Would you please output the data exactly, omitting no line?

● Source data:
Segment Open

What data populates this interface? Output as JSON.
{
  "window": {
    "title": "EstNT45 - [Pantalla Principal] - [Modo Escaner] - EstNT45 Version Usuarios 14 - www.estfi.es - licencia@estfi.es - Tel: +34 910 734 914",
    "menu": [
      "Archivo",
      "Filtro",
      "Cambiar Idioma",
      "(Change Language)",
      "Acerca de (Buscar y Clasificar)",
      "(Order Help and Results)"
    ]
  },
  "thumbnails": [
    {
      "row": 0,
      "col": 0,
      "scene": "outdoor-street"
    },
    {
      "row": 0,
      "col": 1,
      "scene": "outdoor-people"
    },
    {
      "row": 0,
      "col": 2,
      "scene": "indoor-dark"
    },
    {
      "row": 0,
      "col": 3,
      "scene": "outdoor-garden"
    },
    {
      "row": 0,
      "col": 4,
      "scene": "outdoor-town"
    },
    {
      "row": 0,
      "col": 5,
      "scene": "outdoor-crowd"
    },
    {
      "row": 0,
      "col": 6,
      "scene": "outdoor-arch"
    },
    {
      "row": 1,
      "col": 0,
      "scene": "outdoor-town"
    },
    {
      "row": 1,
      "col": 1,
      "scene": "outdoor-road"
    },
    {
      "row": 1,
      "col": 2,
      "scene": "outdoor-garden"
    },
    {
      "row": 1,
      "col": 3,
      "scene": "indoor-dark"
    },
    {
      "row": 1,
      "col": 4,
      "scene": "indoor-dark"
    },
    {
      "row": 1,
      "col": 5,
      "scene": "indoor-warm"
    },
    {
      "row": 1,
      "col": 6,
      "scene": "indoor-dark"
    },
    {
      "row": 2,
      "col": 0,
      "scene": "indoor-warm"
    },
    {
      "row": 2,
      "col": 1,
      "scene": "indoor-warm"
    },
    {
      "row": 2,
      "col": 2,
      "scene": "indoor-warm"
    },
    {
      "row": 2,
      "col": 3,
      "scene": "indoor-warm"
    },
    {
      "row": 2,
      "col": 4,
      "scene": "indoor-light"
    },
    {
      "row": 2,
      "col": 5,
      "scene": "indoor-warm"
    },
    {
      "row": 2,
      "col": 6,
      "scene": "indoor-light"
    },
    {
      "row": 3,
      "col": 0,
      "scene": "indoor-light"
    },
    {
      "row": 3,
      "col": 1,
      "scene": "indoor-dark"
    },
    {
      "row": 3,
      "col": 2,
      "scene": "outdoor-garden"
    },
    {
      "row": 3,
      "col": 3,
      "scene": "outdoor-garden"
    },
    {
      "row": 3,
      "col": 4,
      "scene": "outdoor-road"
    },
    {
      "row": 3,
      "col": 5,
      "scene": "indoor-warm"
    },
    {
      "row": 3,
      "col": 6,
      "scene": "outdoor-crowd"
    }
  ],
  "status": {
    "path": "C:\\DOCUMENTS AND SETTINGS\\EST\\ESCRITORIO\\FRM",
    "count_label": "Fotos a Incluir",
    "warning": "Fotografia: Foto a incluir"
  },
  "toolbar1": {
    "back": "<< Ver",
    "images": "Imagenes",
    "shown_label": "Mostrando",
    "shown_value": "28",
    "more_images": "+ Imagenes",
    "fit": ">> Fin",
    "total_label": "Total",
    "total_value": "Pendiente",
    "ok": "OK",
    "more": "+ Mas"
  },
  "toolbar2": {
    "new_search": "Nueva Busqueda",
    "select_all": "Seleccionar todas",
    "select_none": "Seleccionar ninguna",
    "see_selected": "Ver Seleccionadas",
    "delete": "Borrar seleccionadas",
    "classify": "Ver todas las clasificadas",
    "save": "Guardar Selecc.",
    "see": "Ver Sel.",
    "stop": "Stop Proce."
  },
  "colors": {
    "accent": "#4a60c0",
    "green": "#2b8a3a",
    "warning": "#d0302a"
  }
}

Segment Closed

● Answer to the problem:
What data populates this interface? Output as JSON.
{
  "window": {
    "title": "EstNT45 - [Pantalla Principal] - [Modo Escaner] - EstNT45 Version Usuarios 14 - www.estfi.es - licencia@estfi.es - Tel: +34 910 734 914",
    "menu": [
      "Archivo",
      "Filtro",
      "Cambiar Idioma",
      "(Change Language)",
      "Acerca de (Buscar y Clasificar)",
      "(Order Help and Results)"
    ]
  },
  "thumbnails": [
    {
      "row": 0,
      "col": 0,
      "scene": "outdoor-street"
    },
    {
      "row": 0,
      "col": 1,
      "scene": "outdoor-people"
    },
    {
      "row": 0,
      "col": 2,
      "scene": "indoor-dark"
    },
    {
      "row": 0,
      "col": 3,
      "scene": "outdoor-garden"
    },
    {
      "row": 0,
      "col": 4,
      "scene": "outdoor-town"
    },
    {
      "row": 0,
      "col": 5,
      "scene": "outdoor-crowd"
    },
    {
      "row": 0,
      "col": 6,
      "scene": "outdoor-arch"
    },
    {
      "row": 1,
      "col": 0,
      "scene": "outdoor-town"
    },
    {
      "row": 1,
      "col": 1,
      "scene": "outdoor-road"
    },
    {
      "row": 1,
      "col": 2,
      "scene": "outdoor-garden"
    },
    {
      "row": 1,
      "col": 3,
      "scene": "indoor-dark"
    },
    {
      "row": 1,
      "col": 4,
      "scene": "indoor-dark"
    },
    {
      "row": 1,
      "col": 5,
      "scene": "indoor-warm"
    },
    {
      "row": 1,
      "col": 6,
      "scene": "indoor-dark"
    },
    {
      "row": 2,
      "col": 0,
      "scene": "indoor-warm"
    },
    {
      "row": 2,
      "col": 1,
      "scene": "indoor-warm"
    },
    {
      "row": 2,
      "col": 2,
      "scene": "indoor-warm"
    },
    {
      "row": 2,
      "col": 3,
      "scene": "indoor-warm"
    },
    {
      "row": 2,
      "col": 4,
      "scene": "indoor-light"
    },
    {
      "row": 2,
      "col": 5,
      "scene": "indoor-warm"
    },
    {
      "row": 2,
      "col": 6,
      "scene": "indoor-light"
    },
    {
      "row": 3,
      "col": 0,
      "scene": "indoor-light"
    },
    {
      "row": 3,
      "col": 1,
      "scene": "indoor-dark"
    },
    {
      "row": 3,
      "col": 2,
      "scene": "outdoor-garden"
    },
    {
      "row": 3,
      "col": 3,
      "scene": "outdoor-garden"
    },
    {
      "row": 3,
      "col": 4,
      "scene": "outdoor-road"
    },
    {
      "row": 3,
      "col": 5,
      "scene": "indoor-warm"
    },
    {
      "row": 3,
      "col": 6,
      "scene": "outdoor-crowd"
    }
  ],
  "status": {
    "path": "C:\\DOCUMENTS AND SETTINGS\\EST\\ESCRITORIO\\FRM",
    "count_label": "Fotos a Incluir",
    "warning": "Fotografia: Foto a incluir"
  },
  "toolbar1": {
    "back": "<< Ver",
    "images": "Imagenes",
    "shown_label": "Mostrando",
    "shown_value": "28",
    "more_images": "+ Imagenes",
    "fit": ">> Fin",
    "total_label": "Total",
    "total_value": "Pendiente",
    "ok": "OK",
    "more": "+ Mas"
  },
  "toolbar2": {
    "new_search": "Nueva Busqueda",
    "select_all": "Seleccionar todas",
    "select_none": "Seleccionar ninguna",
    "see_selected": "Ver Seleccionadas",
    "delete": "Borrar seleccionadas",
    "classify": "Ver todas las clasificadas",
    "save": "Guardar Selecc.",
    "see": "Ver Sel.",
    "stop": "Stop Proce."
  },
  "colors": {
    "accent": "#4a60c0",
    "green": "#2b8a3a",
    "warning": "#d0302a"
  }
}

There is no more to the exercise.